Когда через десяток минут проезжали мимо унтер-офицерского училища, перед глазами предстала жуткая картина: в проволоке его забора застряла чья-то голова, рука, кровавые ошметки… Немецкие летчики сумели отомстить за гибель их пикировщика! Пусть же вам, бравые унтер-офицеры, будет вечный покой: вы достойно, в бою, приняли славную смерть!..
Через Топчидер и Дединье спустились вниз и поздно ночью, неизвестно на каких скоростях, минуя неизвестно сколько пробок и аварийных ситуаций, мы добрались до села Сремчице, куда, как знали, должно было эвакуироваться училище. Расспросы, расспросы… Да, курсантов видели, проходили. Наконец:
— Вон они, там, в рощице…
Преодолели последнее препятствие — благополучно переехали через настил, ведущий через бровку с дороги в усадьбу. Но в ворота вписаться я не сумел, и половина их въехала вместе с нами…
Темно. Небо густо устлано тучами, из которых моросит смесь дождя и снега. Земля раскисла, грязь. Во дворе копошились полумертвые от усталости курсанты. Вид жутчайший! Все мокрые, ноги до крови натертые… Можно представить: с полной выкладкой, ничего не евши после вчерашнего ужина, беднягам пришлось протопать чуть ли не 50 километров! Более суток без еды! Большинство попадало прямо в грязь под деревьями… Навстречу бежит капитан, обрывает мой рапорт:
— Еду привез? Где хлеб, бочки с повидлом?…
— Был приказ доставить архив…
— На кой нам твой архив!.. — раздается исступленная ругань. Курсанты тоже подскочили, настоящий голодный бунт!.. На наши пять хлебов набросились, вырывают друг у друга… Вспомнилось, что Христос пятью хлебами накормил 5000! Но то Он!.. А мы чуть общую свалку со стрельбой друг в друга не устроили!..
Что ж, задание мы выполнили. Жаль, что думали лишь о нем, не подумали о своих товарищах… Во мне как-то сразу поник нервный подъем, охватила смертельная усталость. Спать! Спать!.. Где? Не в грязи же и под дождем: у меня есть крыша — кабина. Не очень удобно, но кое-как примостился, обхватив руками руль и положив на него голову. И тут же забылся…
Только заснул, не знаю, минут через 20 или 30, меня растолкали. Никого не интересовало, шофер я или нет.
— Езжай немедленно назад: на дороге отстали преподаватели и часть курсантов. Собери их и привези!..
— Я не сумею выехать!
Нашли какого-то гражданского. Вырулить на дорогу он согласился. Но только вырулить. А ехать дальше не может: болен. Разгрузили машину. Только тут поблагодарили за привезенную аптечку. Около фельдшера и нее сразу же образовалась очередь…
Привез человек пятнадцать. У развилки на нашу дорогу, у какого-то дома, видимо корчмы, увидел сидящего на крыльце курсанта. Остановился, подбежал: Лев Мамонтов! Обхватив руками карабин, он спал! Еле разбудил, и он, спросонья, сел в кабину рядом. Но, чтобы не вымазаться в крови, на пятно крови он положил одеяло.

## Письменное задание A
Ответьте по отрывку на вопросы:
(i) До какого села добрались поздно ночью?
(ii) Сколько хлебов оказалось у приехавших?
(iii) Кто спал на крыльце у развилки, обхватив руками карабин?
## Письменное задание B
Перепечатайте часть отрывка без изменений: начните со слов "Что ж, задание", остановитесь после слов "их и привези!..".
## Письменное задание C
Объясните по отрывку, почему для сна была выбрана кабина машины.
Перечень для работы с отрывком не понадобится.

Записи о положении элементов
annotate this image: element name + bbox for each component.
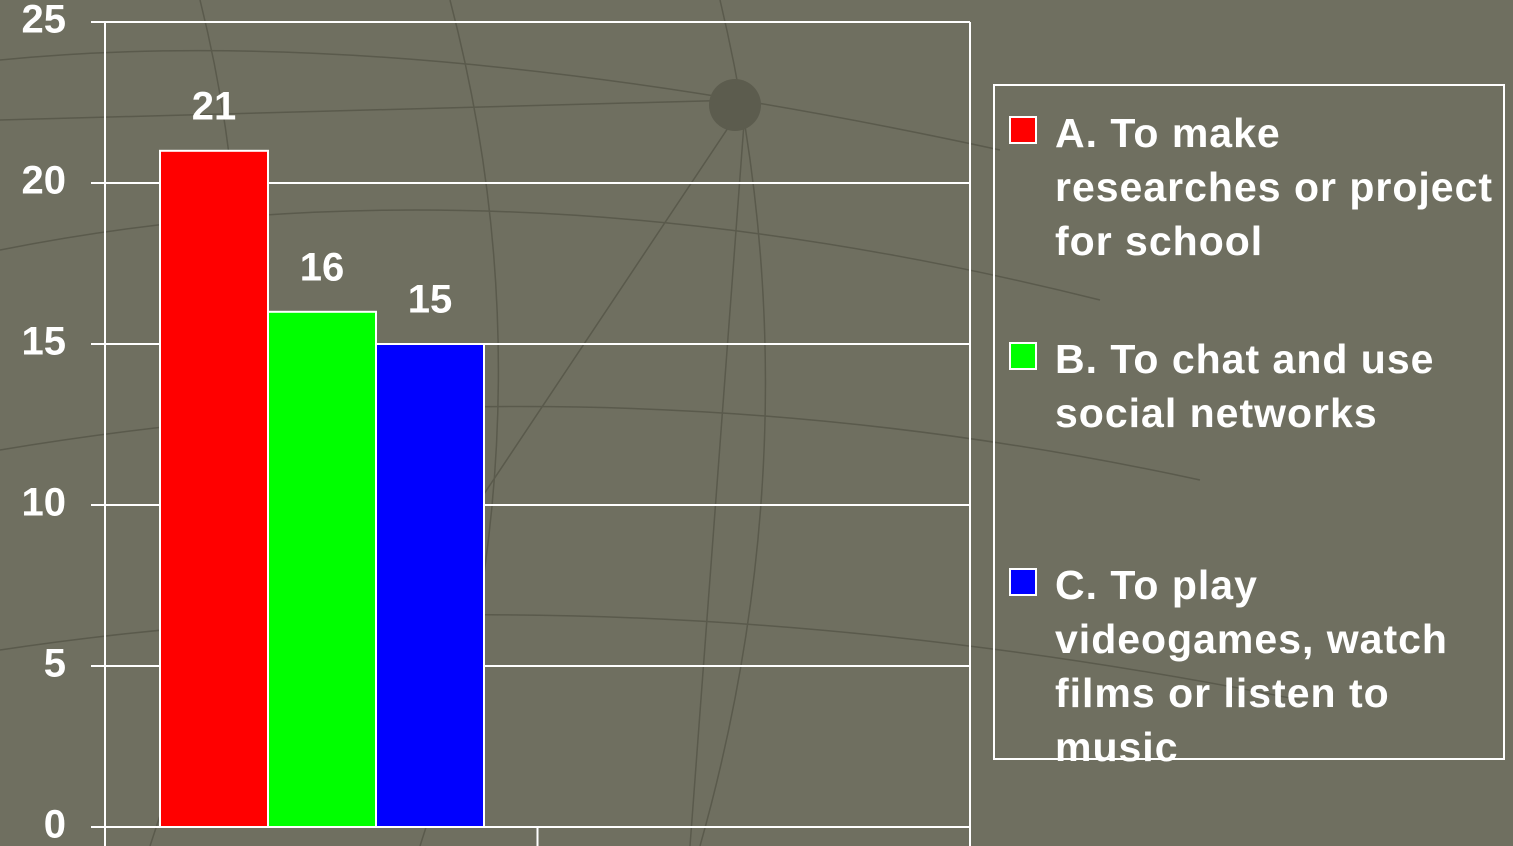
legend-swatch xyxy=(1009,342,1037,370)
y-tick-label: 0 xyxy=(44,803,66,846)
legend-swatch xyxy=(1009,568,1037,596)
data-label: 21 xyxy=(192,84,237,128)
y-tick-label: 5 xyxy=(44,642,66,686)
legend-label: C. To play videogames, watch films or li… xyxy=(1055,562,1448,770)
y-tick-label: 10 xyxy=(22,481,67,525)
y-tick-label: 20 xyxy=(22,159,67,203)
data-label: 15 xyxy=(408,278,453,322)
y-tick-label: 25 xyxy=(22,0,67,42)
legend-label: A. To make researches or project for sch… xyxy=(1055,110,1494,264)
data-label: 16 xyxy=(300,245,345,289)
bar xyxy=(159,149,269,829)
legend: A. To make researches or project for sch… xyxy=(993,84,1505,770)
y-tick-label: 15 xyxy=(22,320,67,364)
legend-label: B. To chat and use social networks xyxy=(1055,336,1435,436)
bar xyxy=(375,343,485,828)
legend-swatch xyxy=(1009,116,1037,144)
bar xyxy=(267,310,377,828)
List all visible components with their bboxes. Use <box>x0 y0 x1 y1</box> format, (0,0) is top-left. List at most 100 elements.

## Решение упражнения A
(i) До села Сремчице.
(ii) Пять хлебов.
(iii) Курсант Лев Мамонтов.

## Решение упражнения B
Что ж, задание мы выполнили. Жаль, что думали лишь о нем, не подумали о своих товарищах… Во мне как-то сразу поник нервный подъем, охватила смертельная усталость. Спать! Спать!.. Где? Не в грязи же и под дождем: у меня есть крыша — кабина. Не очень удобно, но кое-как примостился, обхватив руками руль и положив на него голову. И тут же забылся…
Только заснул, не знаю, минут через 20 или 30, меня растолкали. Никого не интересовало, шофер я или нет.
— Езжай немедленно назад: на дороге отстали преподаватели и часть курсантов. Собери их и привези!..

## Решение упражнения C
Спать в грязи и под дождем было невозможно. Кабина же давала крышу над головой.